(SHORT PROBLEM)
Repeat the listing below in full, exactly as it stands.

(DATASET EXTRACT)
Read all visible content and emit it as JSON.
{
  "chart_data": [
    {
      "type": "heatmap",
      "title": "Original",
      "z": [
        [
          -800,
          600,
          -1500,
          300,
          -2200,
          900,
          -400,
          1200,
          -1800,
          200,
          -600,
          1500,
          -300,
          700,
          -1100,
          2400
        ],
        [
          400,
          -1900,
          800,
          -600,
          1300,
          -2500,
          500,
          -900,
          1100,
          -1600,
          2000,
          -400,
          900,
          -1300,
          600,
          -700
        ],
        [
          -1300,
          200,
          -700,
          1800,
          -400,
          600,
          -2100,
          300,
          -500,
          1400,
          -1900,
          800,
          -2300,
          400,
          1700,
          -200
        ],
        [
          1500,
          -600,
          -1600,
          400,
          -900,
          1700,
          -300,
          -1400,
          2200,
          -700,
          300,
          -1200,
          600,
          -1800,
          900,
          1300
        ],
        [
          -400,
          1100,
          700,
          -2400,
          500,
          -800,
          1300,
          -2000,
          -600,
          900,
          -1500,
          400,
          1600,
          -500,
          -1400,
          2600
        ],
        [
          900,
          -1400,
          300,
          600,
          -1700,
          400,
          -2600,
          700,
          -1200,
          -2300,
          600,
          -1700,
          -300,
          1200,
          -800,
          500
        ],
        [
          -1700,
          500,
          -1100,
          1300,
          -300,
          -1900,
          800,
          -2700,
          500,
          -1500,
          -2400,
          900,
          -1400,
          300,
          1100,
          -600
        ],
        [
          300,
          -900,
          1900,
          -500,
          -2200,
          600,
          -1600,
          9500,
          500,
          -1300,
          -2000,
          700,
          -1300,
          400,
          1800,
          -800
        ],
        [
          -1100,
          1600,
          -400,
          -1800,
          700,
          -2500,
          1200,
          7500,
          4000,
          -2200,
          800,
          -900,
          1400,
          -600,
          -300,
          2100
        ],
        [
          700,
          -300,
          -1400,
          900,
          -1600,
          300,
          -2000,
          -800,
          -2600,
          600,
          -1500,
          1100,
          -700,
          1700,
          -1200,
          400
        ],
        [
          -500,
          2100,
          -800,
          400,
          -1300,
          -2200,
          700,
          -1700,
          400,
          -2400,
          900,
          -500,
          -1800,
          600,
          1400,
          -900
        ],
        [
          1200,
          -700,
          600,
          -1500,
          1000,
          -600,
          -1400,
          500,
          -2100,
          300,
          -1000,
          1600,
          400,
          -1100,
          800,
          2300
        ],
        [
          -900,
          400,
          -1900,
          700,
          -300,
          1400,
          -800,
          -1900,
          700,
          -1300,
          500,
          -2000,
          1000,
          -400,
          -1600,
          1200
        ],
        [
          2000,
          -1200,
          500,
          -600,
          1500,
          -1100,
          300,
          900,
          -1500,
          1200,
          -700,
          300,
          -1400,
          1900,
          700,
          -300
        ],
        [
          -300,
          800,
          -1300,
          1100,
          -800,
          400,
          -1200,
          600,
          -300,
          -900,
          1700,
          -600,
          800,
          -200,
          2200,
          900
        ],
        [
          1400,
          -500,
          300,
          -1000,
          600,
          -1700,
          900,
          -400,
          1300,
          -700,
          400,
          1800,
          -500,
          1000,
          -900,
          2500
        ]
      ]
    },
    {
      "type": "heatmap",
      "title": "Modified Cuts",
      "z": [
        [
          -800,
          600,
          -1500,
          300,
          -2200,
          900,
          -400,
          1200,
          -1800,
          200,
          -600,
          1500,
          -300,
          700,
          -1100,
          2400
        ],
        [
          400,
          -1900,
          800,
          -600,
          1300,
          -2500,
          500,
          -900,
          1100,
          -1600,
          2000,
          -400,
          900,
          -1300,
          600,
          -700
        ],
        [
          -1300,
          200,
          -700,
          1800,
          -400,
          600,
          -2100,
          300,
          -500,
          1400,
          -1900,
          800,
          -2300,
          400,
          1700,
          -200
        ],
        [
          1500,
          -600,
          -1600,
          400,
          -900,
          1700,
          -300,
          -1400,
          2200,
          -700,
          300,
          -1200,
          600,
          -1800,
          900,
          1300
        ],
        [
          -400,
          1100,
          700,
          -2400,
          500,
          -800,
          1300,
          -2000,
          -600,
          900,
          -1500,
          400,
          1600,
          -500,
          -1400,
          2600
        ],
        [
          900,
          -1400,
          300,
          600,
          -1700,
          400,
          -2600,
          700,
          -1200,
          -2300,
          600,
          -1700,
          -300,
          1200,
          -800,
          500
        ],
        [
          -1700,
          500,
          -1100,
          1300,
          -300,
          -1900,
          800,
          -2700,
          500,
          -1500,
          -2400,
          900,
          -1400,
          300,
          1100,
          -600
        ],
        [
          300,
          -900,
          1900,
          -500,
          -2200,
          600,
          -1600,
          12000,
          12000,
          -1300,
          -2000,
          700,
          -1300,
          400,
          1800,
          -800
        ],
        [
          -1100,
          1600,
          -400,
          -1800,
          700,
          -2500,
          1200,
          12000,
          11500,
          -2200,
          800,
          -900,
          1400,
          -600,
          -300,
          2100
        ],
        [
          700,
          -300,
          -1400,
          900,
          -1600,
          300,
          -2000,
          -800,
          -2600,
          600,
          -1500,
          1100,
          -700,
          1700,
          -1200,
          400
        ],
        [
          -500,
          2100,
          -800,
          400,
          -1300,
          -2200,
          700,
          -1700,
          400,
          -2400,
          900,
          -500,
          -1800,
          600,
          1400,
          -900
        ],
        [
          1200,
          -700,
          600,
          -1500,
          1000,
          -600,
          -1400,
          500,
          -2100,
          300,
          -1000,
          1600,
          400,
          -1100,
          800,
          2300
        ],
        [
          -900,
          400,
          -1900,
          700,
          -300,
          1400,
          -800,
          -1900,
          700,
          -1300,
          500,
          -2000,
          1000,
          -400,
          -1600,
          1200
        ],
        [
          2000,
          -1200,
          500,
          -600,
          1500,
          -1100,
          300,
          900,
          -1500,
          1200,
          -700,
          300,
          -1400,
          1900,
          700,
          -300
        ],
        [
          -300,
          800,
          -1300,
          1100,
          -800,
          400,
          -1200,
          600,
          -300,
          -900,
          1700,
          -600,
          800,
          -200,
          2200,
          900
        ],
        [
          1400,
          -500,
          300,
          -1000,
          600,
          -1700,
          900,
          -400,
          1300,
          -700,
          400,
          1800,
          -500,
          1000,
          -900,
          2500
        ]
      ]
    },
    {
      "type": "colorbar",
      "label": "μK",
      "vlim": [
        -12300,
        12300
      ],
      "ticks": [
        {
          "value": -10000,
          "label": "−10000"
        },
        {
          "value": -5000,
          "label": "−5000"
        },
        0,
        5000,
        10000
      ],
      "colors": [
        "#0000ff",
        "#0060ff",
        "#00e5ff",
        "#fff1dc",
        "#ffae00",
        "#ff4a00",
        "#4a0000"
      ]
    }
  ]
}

(EXERCISE ANSWER)
Read all visible content and emit it as JSON.
{
  "chart_data": [
    {
      "type": "heatmap",
      "title": "Original",
      "z": [
        [
          -800,
          600,
          -1500,
          300,
          -2200,
          900,
          -400,
          1200,
          -1800,
          200,
          -600,
          1500,
          -300,
          700,
          -1100,
          2400
        ],
        [
          400,
          -1900,
          800,
          -600,
          1300,
          -2500,
          500,
          -900,
          1100,
          -1600,
          2000,
          -400,
          900,
          -1300,
          600,
          -700
        ],
        [
          -1300,
          200,
          -700,
          1800,
          -400,
          600,
          -2100,
          300,
          -500,
          1400,
          -1900,
          800,
          -2300,
          400,
          1700,
          -200
        ],
        [
          1500,
          -600,
          -1600,
          400,
          -900,
          1700,
          -300,
          -1400,
          2200,
          -700,
          300,
          -1200,
          600,
          -1800,
          900,
          1300
        ],
        [
          -400,
          1100,
          700,
          -2400,
          500,
          -800,
          1300,
          -2000,
          -600,
          900,
          -1500,
          400,
          1600,
          -500,
          -1400,
          2600
        ],
        [
          900,
          -1400,
          300,
          600,
          -1700,
          400,
          -2600,
          700,
          -1200,
          -2300,
          600,
          -1700,
          -300,
          1200,
          -800,
          500
        ],
        [
          -1700,
          500,
          -1100,
          1300,
          -300,
          -1900,
          800,
          -2700,
          500,
          -1500,
          -2400,
          900,
          -1400,
          300,
          1100,
          -600
        ],
        [
          300,
          -900,
          1900,
          -500,
          -2200,
          600,
          -1600,
          9500,
          500,
          -1300,
          -2000,
          700,
          -1300,
          400,
          1800,
          -800
        ],
        [
          -1100,
          1600,
          -400,
          -1800,
          700,
          -2500,
          1200,
          7500,
          4000,
          -2200,
          800,
          -900,
          1400,
          -600,
          -300,
          2100
        ],
        [
          700,
          -300,
          -1400,
          900,
          -1600,
          300,
          -2000,
          -800,
          -2600,
          600,
          -1500,
          1100,
          -700,
          1700,
          -1200,
          400
        ],
        [
          -500,
          2100,
          -800,
          400,
          -1300,
          -2200,
          700,
          -1700,
          400,
          -2400,
          900,
          -500,
          -1800,
          600,
          1400,
          -900
        ],
        [
          1200,
          -700,
          600,
          -1500,
          1000,
          -600,
          -1400,
          500,
          -2100,
          300,
          -1000,
          1600,
          400,
          -1100,
          800,
          2300
        ],
        [
          -900,
          400,
          -1900,
          700,
          -300,
          1400,
          -800,
          -1900,
          700,
          -1300,
          500,
          -2000,
          1000,
          -400,
          -1600,
          1200
        ],
        [
          2000,
          -1200,
          500,
          -600,
          1500,
          -1100,
          300,
          900,
          -1500,
          1200,
          -700,
          300,
          -1400,
          1900,
          700,
          -300
        ],
        [
          -300,
          800,
          -1300,
          1100,
          -800,
          400,
          -1200,
          600,
          -300,
          -900,
          1700,
          -600,
          800,
          -200,
          2200,
          900
        ],
        [
          1400,
          -500,
          300,
          -1000,
          600,
          -1700,
          900,
          -400,
          1300,
          -700,
          400,
          1800,
          -500,
          1000,
          -900,
          2500
        ]
      ]
    },
    {
      "type": "heatmap",
      "title": "Modified Cuts",
      "z": [
        [
          -800,
          600,
          -1500,
          300,
          -2200,
          900,
          -400,
          1200,
          -1800,
          200,
          -600,
          1500,
          -300,
          700,
          -1100,
          2400
        ],
        [
          400,
          -1900,
          800,
          -600,
          1300,
          -2500,
          500,
          -900,
          1100,
          -1600,
          2000,
          -400,
          900,
          -1300,
          600,
          -700
        ],
        [
          -1300,
          200,
          -700,
          1800,
          -400,
          600,
          -2100,
          300,
          -500,
          1400,
          -1900,
          800,
          -2300,
          400,
          1700,
          -200
        ],
        [
          1500,
          -600,
          -1600,
          400,
          -900,
          1700,
          -300,
          -1400,
          2200,
          -700,
          300,
          -1200,
          600,
          -1800,
          900,
          1300
        ],
        [
          -400,
          1100,
          700,
          -2400,
          500,
          -800,
          1300,
          -2000,
          -600,
          900,
          -1500,
          400,
          1600,
          -500,
          -1400,
          2600
        ],
        [
          900,
          -1400,
          300,
          600,
          -1700,
          400,
          -2600,
          700,
          -1200,
          -2300,
          600,
          -1700,
          -300,
          1200,
          -800,
          500
        ],
        [
          -1700,
          500,
          -1100,
          1300,
          -300,
          -1900,
          800,
          -2700,
          500,
          -1500,
          -2400,
          900,
          -1400,
          300,
          1100,
          -600
        ],
        [
          300,
          -900,
          1900,
          -500,
          -2200,
          600,
          -1600,
          12000,
          12000,
          -1300,
          -2000,
          700,
          -1300,
          400,
          1800,
          -800
        ],
        [
          -1100,
          1600,
          -400,
          -1800,
          700,
          -2500,
          1200,
          12000,
          11500,
          -2200,
          800,
          -900,
          1400,
          -600,
          -300,
          2100
        ],
        [
          700,
          -300,
          -1400,
          900,
          -1600,
          300,
          -2000,
          -800,
          -2600,
          600,
          -1500,
          1100,
          -700,
          1700,
          -1200,
          400
        ],
        [
          -500,
          2100,
          -800,
          400,
          -1300,
          -2200,
          700,
          -1700,
          400,
          -2400,
          900,
          -500,
          -1800,
          600,
          1400,
          -900
        ],
        [
          1200,
          -700,
          600,
          -1500,
          1000,
          -600,
          -1400,
          500,
          -2100,
          300,
          -1000,
          1600,
          400,
          -1100,
          800,
          2300
        ],
        [
          -900,
          400,
          -1900,
          700,
          -300,
          1400,
          -800,
          -1900,
          700,
          -1300,
          500,
          -2000,
          1000,
          -400,
          -1600,
          1200
        ],
        [
          2000,
          -1200,
          500,
          -600,
          1500,
          -1100,
          300,
          900,
          -1500,
          1200,
          -700,
          300,
          -1400,
          1900,
          700,
          -300
        ],
        [
          -300,
          800,
          -1300,
          1100,
          -800,
          400,
          -1200,
          600,
          -300,
          -900,
          1700,
          -600,
          800,
          -200,
          2200,
          900
        ],
        [
          1400,
          -500,
          300,
          -1000,
          600,
          -1700,
          900,
          -400,
          1300,
          -700,
          400,
          1800,
          -500,
          1000,
          -900,
          2500
        ]
      ]
    },
    {
      "type": "colorbar",
      "label": "μK",
      "vlim": [
        -12300,
        12300
      ],
      "ticks": [
        {
          "value": -10000,
          "label": "−10000"
        },
        {
          "value": -5000,
          "label": "−5000"
        },
        0,
        5000,
        10000
      ],
      "colors": [
        "#0000ff",
        "#0060ff",
        "#00e5ff",
        "#fff1dc",
        "#ffae00",
        "#ff4a00",
        "#4a0000"
      ]
    }
  ]
}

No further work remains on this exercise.